● **RAW DATA**:
/---
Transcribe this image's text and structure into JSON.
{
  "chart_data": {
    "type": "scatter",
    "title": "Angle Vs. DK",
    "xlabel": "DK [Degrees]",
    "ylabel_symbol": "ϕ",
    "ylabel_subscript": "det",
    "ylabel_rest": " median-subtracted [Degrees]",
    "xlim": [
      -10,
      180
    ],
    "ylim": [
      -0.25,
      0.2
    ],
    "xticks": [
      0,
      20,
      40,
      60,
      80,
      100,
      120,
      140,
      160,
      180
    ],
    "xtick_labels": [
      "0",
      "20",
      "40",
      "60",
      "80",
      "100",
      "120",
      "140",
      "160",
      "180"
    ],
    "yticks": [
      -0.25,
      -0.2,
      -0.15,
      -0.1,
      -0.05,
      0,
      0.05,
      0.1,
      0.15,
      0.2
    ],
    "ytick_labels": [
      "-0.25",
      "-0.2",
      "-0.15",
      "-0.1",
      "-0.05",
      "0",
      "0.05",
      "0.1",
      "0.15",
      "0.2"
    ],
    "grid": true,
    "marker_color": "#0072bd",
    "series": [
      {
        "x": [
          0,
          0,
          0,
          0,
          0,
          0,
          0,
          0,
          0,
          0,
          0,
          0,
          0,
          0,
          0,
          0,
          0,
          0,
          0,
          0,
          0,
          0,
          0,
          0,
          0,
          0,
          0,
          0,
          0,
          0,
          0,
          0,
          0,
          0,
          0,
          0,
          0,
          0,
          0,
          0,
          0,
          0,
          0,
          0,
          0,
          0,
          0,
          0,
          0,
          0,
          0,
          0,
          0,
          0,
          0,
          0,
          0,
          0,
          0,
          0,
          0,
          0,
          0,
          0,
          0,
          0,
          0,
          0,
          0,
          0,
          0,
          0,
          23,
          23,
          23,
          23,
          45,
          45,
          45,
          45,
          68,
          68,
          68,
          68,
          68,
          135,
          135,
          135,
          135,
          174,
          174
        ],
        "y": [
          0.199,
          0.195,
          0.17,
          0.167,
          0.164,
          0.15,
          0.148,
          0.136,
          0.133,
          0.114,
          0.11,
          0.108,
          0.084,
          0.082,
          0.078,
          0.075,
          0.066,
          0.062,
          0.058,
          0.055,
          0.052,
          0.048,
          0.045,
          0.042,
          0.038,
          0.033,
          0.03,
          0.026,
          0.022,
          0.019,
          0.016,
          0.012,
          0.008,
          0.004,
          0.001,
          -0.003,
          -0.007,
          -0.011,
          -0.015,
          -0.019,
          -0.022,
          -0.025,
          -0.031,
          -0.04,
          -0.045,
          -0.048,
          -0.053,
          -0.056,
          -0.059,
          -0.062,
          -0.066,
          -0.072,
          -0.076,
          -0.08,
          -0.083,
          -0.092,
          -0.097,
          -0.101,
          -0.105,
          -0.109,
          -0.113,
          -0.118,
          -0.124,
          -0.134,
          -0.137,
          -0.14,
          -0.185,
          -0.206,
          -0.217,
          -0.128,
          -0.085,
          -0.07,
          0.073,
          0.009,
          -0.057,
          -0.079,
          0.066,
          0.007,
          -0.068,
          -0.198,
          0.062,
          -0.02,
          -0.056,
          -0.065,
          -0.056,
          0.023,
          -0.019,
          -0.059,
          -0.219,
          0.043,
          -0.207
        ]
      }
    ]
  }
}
\---
Reproduce the records above exactly.

Transcribe this image's text and structure into JSON.
{
  "chart_data": {
    "type": "scatter",
    "title": "Angle Vs. DK",
    "xlabel": "DK [Degrees]",
    "ylabel_symbol": "ϕ",
    "ylabel_subscript": "det",
    "ylabel_rest": " median-subtracted [Degrees]",
    "xlim": [
      -10,
      180
    ],
    "ylim": [
      -0.25,
      0.2
    ],
    "xticks": [
      0,
      20,
      40,
      60,
      80,
      100,
      120,
      140,
      160,
      180
    ],
    "xtick_labels": [
      "0",
      "20",
      "40",
      "60",
      "80",
      "100",
      "120",
      "140",
      "160",
      "180"
    ],
    "yticks": [
      -0.25,
      -0.2,
      -0.15,
      -0.1,
      -0.05,
      0,
      0.05,
      0.1,
      0.15,
      0.2
    ],
    "ytick_labels": [
      "-0.25",
      "-0.2",
      "-0.15",
      "-0.1",
      "-0.05",
      "0",
      "0.05",
      "0.1",
      "0.15",
      "0.2"
    ],
    "grid": true,
    "marker_color": "#0072bd",
    "series": [
      {
        "x": [
          0,
          0,
          0,
          0,
          0,
          0,
          0,
          0,
          0,
          0,
          0,
          0,
          0,
          0,
          0,
          0,
          0,
          0,
          0,
          0,
          0,
          0,
          0,
          0,
          0,
          0,
          0,
          0,
          0,
          0,
          0,
          0,
          0,
          0,
          0,
          0,
          0,
          0,
          0,
          0,
          0,
          0,
          0,
          0,
          0,
          0,
          0,
          0,
          0,
          0,
          0,
          0,
          0,
          0,
          0,
          0,
          0,
          0,
          0,
          0,
          0,
          0,
          0,
          0,
          0,
          0,
          0,
          0,
          0,
          0,
          0,
          0,
          23,
          23,
          23,
          23,
          45,
          45,
          45,
          45,
          68,
          68,
          68,
          68,
          68,
          135,
          135,
          135,
          135,
          174,
          174
        ],
        "y": [
          0.199,
          0.195,
          0.17,
          0.167,
          0.164,
          0.15,
          0.148,
          0.136,
          0.133,
          0.114,
          0.11,
          0.108,
          0.084,
          0.082,
          0.078,
          0.075,
          0.066,
          0.062,
          0.058,
          0.055,
          0.052,
          0.048,
          0.045,
          0.042,
          0.038,
          0.033,
          0.03,
          0.026,
          0.022,
          0.019,
          0.016,
          0.012,
          0.008,
          0.004,
          0.001,
          -0.003,
          -0.007,
          -0.011,
          -0.015,
          -0.019,
          -0.022,
          -0.025,
          -0.031,
          -0.04,
          -0.045,
          -0.048,
          -0.053,
          -0.056,
          -0.059,
          -0.062,
          -0.066,
          -0.072,
          -0.076,
          -0.08,
          -0.083,
          -0.092,
          -0.097,
          -0.101,
          -0.105,
          -0.109,
          -0.113,
          -0.118,
          -0.124,
          -0.134,
          -0.137,
          -0.14,
          -0.185,
          -0.206,
          -0.217,
          -0.128,
          -0.085,
          -0.07,
          0.073,
          0.009,
          -0.057,
          -0.079,
          0.066,
          0.007,
          -0.068,
          -0.198,
          0.062,
          -0.02,
          -0.056,
          -0.065,
          -0.056,
          0.023,
          -0.019,
          -0.059,
          -0.219,
          0.043,
          -0.207
        ]
      }
    ]
  }
}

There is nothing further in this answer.